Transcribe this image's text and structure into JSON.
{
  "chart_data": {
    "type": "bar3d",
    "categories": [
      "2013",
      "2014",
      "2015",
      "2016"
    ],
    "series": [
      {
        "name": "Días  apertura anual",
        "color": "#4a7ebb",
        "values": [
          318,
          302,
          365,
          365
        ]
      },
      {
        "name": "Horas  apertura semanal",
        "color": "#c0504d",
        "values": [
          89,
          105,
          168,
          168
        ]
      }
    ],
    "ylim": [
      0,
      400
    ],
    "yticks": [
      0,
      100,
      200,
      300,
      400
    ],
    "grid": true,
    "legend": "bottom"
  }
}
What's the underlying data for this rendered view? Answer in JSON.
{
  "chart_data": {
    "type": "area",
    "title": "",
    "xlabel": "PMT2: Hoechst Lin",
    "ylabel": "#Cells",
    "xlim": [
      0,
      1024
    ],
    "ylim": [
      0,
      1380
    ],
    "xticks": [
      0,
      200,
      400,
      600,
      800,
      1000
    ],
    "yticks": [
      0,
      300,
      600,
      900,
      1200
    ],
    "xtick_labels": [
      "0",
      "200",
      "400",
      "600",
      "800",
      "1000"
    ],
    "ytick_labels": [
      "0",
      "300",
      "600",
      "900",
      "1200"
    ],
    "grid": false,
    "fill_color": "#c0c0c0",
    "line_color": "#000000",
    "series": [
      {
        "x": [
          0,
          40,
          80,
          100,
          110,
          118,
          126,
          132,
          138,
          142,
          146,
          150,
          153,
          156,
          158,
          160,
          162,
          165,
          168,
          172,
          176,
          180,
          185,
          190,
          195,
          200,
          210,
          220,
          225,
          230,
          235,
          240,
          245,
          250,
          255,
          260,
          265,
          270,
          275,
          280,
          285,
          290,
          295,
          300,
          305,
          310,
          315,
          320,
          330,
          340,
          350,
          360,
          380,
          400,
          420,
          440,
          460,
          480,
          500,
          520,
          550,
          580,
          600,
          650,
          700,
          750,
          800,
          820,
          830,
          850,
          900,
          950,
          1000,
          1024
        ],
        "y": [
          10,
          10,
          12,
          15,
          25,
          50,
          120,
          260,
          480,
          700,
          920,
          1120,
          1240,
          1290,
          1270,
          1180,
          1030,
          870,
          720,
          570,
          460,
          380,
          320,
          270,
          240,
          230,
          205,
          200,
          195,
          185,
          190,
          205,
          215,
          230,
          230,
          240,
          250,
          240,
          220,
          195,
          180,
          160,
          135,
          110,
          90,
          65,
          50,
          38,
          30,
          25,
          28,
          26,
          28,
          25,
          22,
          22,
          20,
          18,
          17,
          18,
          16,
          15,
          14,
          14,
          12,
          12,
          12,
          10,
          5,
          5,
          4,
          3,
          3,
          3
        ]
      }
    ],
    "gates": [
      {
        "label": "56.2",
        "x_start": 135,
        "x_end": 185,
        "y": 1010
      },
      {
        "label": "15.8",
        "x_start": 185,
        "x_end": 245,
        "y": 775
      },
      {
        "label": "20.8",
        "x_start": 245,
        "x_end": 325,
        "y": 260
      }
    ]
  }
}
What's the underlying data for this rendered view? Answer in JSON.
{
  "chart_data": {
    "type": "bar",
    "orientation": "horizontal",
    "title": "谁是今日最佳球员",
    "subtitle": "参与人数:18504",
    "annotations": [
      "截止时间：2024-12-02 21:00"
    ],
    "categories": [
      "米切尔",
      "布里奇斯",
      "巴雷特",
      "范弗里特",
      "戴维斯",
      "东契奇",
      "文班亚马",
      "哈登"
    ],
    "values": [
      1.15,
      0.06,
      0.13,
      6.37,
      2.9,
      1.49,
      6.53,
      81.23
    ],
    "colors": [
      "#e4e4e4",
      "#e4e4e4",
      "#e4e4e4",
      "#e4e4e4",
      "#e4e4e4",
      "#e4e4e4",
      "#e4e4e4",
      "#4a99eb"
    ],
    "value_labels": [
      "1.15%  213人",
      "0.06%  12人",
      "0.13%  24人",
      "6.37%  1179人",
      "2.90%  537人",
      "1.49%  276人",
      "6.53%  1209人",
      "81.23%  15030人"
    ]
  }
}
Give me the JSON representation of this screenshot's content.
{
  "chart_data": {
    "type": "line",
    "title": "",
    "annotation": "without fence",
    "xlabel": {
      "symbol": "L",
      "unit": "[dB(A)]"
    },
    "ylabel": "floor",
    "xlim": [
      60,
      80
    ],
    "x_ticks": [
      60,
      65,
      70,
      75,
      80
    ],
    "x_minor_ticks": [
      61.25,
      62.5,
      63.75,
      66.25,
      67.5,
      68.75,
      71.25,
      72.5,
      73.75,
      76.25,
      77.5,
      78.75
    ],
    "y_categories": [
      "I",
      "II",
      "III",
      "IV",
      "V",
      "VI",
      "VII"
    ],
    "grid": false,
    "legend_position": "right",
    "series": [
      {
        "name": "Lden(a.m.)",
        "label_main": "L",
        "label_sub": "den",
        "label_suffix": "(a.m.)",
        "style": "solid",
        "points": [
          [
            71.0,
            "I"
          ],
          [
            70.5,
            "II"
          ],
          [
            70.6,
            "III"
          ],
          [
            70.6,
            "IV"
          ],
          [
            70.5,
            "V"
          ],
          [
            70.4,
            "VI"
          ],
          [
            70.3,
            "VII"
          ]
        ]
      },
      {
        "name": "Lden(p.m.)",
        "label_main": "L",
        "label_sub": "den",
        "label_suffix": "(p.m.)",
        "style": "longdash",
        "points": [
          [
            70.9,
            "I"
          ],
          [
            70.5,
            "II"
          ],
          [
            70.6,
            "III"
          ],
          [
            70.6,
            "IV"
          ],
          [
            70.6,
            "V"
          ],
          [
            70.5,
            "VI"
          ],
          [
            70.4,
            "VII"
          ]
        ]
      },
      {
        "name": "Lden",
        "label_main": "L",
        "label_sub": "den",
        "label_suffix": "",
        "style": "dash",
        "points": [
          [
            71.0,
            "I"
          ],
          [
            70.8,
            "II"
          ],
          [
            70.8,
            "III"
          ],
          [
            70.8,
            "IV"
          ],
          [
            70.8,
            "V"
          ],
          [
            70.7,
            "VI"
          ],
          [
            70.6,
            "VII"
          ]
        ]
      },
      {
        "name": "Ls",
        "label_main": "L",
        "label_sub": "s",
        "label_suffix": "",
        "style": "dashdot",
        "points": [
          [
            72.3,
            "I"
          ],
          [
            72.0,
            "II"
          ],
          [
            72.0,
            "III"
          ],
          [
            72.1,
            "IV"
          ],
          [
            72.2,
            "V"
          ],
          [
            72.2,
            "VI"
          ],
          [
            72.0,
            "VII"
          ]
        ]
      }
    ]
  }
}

---

### TASK DIRECTIONS
Using the records above, copy each line that contains "style".

### TASK RESULT
        "style": "solid",
        "style": "longdash",
        "style": "dash",
        "style": "dashdot",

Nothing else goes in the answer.